What is expected: Copy out all the data, word for word.

Provided data:
* start *
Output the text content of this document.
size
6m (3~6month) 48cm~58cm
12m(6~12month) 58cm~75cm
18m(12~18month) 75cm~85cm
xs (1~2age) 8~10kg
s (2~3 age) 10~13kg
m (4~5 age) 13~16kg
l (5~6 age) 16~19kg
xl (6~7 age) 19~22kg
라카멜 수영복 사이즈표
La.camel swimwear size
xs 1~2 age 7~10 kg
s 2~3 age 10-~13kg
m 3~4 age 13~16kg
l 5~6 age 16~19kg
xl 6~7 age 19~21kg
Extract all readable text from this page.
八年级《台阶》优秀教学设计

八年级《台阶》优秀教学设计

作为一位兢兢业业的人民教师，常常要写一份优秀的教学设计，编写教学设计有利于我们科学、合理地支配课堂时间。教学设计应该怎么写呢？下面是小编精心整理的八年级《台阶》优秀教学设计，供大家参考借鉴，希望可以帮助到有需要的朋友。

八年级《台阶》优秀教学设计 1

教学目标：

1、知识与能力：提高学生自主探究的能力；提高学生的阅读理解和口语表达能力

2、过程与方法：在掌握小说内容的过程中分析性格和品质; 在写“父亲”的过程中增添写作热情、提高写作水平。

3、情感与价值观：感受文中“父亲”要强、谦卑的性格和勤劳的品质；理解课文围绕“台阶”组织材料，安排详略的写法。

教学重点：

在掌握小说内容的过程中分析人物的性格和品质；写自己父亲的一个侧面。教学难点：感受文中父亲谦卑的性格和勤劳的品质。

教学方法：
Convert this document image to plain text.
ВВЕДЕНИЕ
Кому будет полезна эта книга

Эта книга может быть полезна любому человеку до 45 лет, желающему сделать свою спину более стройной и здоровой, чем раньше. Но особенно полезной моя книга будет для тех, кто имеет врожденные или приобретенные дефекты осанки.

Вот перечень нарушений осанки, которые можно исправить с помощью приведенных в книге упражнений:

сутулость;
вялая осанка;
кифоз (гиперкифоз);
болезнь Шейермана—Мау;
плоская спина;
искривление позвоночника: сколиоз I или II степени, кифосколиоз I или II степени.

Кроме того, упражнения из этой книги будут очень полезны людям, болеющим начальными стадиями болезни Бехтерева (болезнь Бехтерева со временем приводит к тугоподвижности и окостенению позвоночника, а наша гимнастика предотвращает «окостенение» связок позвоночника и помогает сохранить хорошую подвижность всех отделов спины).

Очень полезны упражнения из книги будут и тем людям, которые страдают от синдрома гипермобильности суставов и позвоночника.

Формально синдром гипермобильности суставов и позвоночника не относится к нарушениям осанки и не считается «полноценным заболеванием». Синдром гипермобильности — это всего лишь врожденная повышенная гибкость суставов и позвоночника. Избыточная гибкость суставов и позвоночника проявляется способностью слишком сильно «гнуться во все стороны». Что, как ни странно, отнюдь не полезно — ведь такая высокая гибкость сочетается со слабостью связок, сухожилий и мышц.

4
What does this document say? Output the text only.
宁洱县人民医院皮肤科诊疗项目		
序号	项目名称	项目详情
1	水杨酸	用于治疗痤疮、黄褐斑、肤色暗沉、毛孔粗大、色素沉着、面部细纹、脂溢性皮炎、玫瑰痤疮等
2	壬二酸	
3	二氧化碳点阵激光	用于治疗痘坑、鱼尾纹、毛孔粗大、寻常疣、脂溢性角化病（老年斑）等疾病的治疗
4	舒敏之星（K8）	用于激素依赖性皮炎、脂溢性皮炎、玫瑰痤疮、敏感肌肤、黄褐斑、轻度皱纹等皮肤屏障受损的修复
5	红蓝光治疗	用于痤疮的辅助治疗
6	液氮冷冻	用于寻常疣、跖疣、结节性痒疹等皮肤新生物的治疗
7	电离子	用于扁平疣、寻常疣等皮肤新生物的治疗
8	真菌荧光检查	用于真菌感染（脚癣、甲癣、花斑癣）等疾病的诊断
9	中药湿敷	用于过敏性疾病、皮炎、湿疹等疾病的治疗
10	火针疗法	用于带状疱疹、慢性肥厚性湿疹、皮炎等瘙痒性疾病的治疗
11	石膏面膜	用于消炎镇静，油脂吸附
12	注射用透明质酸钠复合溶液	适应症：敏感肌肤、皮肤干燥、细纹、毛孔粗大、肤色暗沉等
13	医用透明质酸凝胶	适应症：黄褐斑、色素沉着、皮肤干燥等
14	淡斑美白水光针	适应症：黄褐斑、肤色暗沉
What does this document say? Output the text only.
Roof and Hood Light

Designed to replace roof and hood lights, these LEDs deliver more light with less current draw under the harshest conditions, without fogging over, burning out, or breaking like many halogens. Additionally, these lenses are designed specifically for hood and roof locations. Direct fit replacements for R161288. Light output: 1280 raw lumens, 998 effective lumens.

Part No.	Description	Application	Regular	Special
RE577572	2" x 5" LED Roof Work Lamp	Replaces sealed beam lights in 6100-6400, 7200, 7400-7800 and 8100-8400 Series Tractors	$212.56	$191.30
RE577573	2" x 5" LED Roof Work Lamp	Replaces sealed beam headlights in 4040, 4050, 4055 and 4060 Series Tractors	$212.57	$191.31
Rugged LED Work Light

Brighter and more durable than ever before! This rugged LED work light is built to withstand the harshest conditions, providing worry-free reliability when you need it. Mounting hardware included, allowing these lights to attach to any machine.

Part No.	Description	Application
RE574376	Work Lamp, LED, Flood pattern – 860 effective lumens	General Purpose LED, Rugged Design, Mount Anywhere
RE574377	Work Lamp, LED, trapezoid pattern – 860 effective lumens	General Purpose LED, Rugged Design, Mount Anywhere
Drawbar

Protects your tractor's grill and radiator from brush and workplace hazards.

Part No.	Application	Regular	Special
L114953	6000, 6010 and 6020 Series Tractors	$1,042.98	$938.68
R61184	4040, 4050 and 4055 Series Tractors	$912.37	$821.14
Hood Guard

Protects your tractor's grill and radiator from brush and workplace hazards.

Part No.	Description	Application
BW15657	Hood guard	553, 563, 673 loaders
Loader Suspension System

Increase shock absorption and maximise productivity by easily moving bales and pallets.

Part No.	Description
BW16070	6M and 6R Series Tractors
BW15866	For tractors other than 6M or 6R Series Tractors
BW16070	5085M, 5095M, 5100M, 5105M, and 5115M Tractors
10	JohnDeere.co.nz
* end *
Correct response:
Output the text content of this document.
size
6m (3~6month) 48cm~58cm
12m(6~12month) 58cm~75cm
18m(12~18month) 75cm~85cm
xs (1~2age) 8~10kg
s (2~3 age) 10~13kg
m (4~5 age) 13~16kg
l (5~6 age) 16~19kg
xl (6~7 age) 19~22kg
라카멜 수영복 사이즈표
La.camel swimwear size
xs 1~2 age 7~10 kg
s 2~3 age 10-~13kg
m 3~4 age 13~16kg
l 5~6 age 16~19kg
xl 6~7 age 19~21kg
Extract all readable text from this page.
八年级《台阶》优秀教学设计

八年级《台阶》优秀教学设计

作为一位兢兢业业的人民教师，常常要写一份优秀的教学设计，编写教学设计有利于我们科学、合理地支配课堂时间。教学设计应该怎么写呢？下面是小编精心整理的八年级《台阶》优秀教学设计，供大家参考借鉴，希望可以帮助到有需要的朋友。

八年级《台阶》优秀教学设计 1

教学目标：

1、知识与能力：提高学生自主探究的能力；提高学生的阅读理解和口语表达能力

2、过程与方法：在掌握小说内容的过程中分析性格和品质; 在写“父亲”的过程中增添写作热情、提高写作水平。

3、情感与价值观：感受文中“父亲”要强、谦卑的性格和勤劳的品质；理解课文围绕“台阶”组织材料，安排详略的写法。

教学重点：

在掌握小说内容的过程中分析人物的性格和品质；写自己父亲的一个侧面。教学难点：感受文中父亲谦卑的性格和勤劳的品质。

教学方法：
Convert this document image to plain text.
ВВЕДЕНИЕ
Кому будет полезна эта книга

Эта книга может быть полезна любому человеку до 45 лет, желающему сделать свою спину более стройной и здоровой, чем раньше. Но особенно полезной моя книга будет для тех, кто имеет врожденные или приобретенные дефекты осанки.

Вот перечень нарушений осанки, которые можно исправить с помощью приведенных в книге упражнений:

сутулость;
вялая осанка;
кифоз (гиперкифоз);
болезнь Шейермана—Мау;
плоская спина;
искривление позвоночника: сколиоз I или II степени, кифосколиоз I или II степени.

Кроме того, упражнения из этой книги будут очень полезны людям, болеющим начальными стадиями болезни Бехтерева (болезнь Бехтерева со временем приводит к тугоподвижности и окостенению позвоночника, а наша гимнастика предотвращает «окостенение» связок позвоночника и помогает сохранить хорошую подвижность всех отделов спины).

Очень полезны упражнения из книги будут и тем людям, которые страдают от синдрома гипермобильности суставов и позвоночника.

Формально синдром гипермобильности суставов и позвоночника не относится к нарушениям осанки и не считается «полноценным заболеванием». Синдром гипермобильности — это всего лишь врожденная повышенная гибкость суставов и позвоночника. Избыточная гибкость суставов и позвоночника проявляется способностью слишком сильно «гнуться во все стороны». Что, как ни странно, отнюдь не полезно — ведь такая высокая гибкость сочетается со слабостью связок, сухожилий и мышц.

4
What does this document say? Output the text only.
宁洱县人民医院皮肤科诊疗项目		
序号	项目名称	项目详情
1	水杨酸	用于治疗痤疮、黄褐斑、肤色暗沉、毛孔粗大、色素沉着、面部细纹、脂溢性皮炎、玫瑰痤疮等
2	壬二酸	
3	二氧化碳点阵激光	用于治疗痘坑、鱼尾纹、毛孔粗大、寻常疣、脂溢性角化病（老年斑）等疾病的治疗
4	舒敏之星（K8）	用于激素依赖性皮炎、脂溢性皮炎、玫瑰痤疮、敏感肌肤、黄褐斑、轻度皱纹等皮肤屏障受损的修复
5	红蓝光治疗	用于痤疮的辅助治疗
6	液氮冷冻	用于寻常疣、跖疣、结节性痒疹等皮肤新生物的治疗
7	电离子	用于扁平疣、寻常疣等皮肤新生物的治疗
8	真菌荧光检查	用于真菌感染（脚癣、甲癣、花斑癣）等疾病的诊断
9	中药湿敷	用于过敏性疾病、皮炎、湿疹等疾病的治疗
10	火针疗法	用于带状疱疹、慢性肥厚性湿疹、皮炎等瘙痒性疾病的治疗
11	石膏面膜	用于消炎镇静，油脂吸附
12	注射用透明质酸钠复合溶液	适应症：敏感肌肤、皮肤干燥、细纹、毛孔粗大、肤色暗沉等
13	医用透明质酸凝胶	适应症：黄褐斑、色素沉着、皮肤干燥等
14	淡斑美白水光针	适应症：黄褐斑、肤色暗沉
What does this document say? Output the text only.
Roof and Hood Light

Designed to replace roof and hood lights, these LEDs deliver more light with less current draw under the harshest conditions, without fogging over, burning out, or breaking like many halogens. Additionally, these lenses are designed specifically for hood and roof locations. Direct fit replacements for R161288. Light output: 1280 raw lumens, 998 effective lumens.

Part No.	Description	Application	Regular	Special
RE577572	2" x 5" LED Roof Work Lamp	Replaces sealed beam lights in 6100-6400, 7200, 7400-7800 and 8100-8400 Series Tractors	$212.56	$191.30
RE577573	2" x 5" LED Roof Work Lamp	Replaces sealed beam headlights in 4040, 4050, 4055 and 4060 Series Tractors	$212.57	$191.31
Rugged LED Work Light

Brighter and more durable than ever before! This rugged LED work light is built to withstand the harshest conditions, providing worry-free reliability when you need it. Mounting hardware included, allowing these lights to attach to any machine.

Part No.	Description	Application
RE574376	Work Lamp, LED, Flood pattern – 860 effective lumens	General Purpose LED, Rugged Design, Mount Anywhere
RE574377	Work Lamp, LED, trapezoid pattern – 860 effective lumens	General Purpose LED, Rugged Design, Mount Anywhere
Drawbar

Protects your tractor's grill and radiator from brush and workplace hazards.

Part No.	Application	Regular	Special
L114953	6000, 6010 and 6020 Series Tractors	$1,042.98	$938.68
R61184	4040, 4050 and 4055 Series Tractors	$912.37	$821.14
Hood Guard

Protects your tractor's grill and radiator from brush and workplace hazards.

Part No.	Description	Application
BW15657	Hood guard	553, 563, 673 loaders
Loader Suspension System

Increase shock absorption and maximise productivity by easily moving bales and pallets.

Part No.	Description
BW16070	6M and 6R Series Tractors
BW15866	For tractors other than 6M or 6R Series Tractors
BW16070	5085M, 5095M, 5100M, 5105M, and 5115M Tractors
10	JohnDeere.co.nz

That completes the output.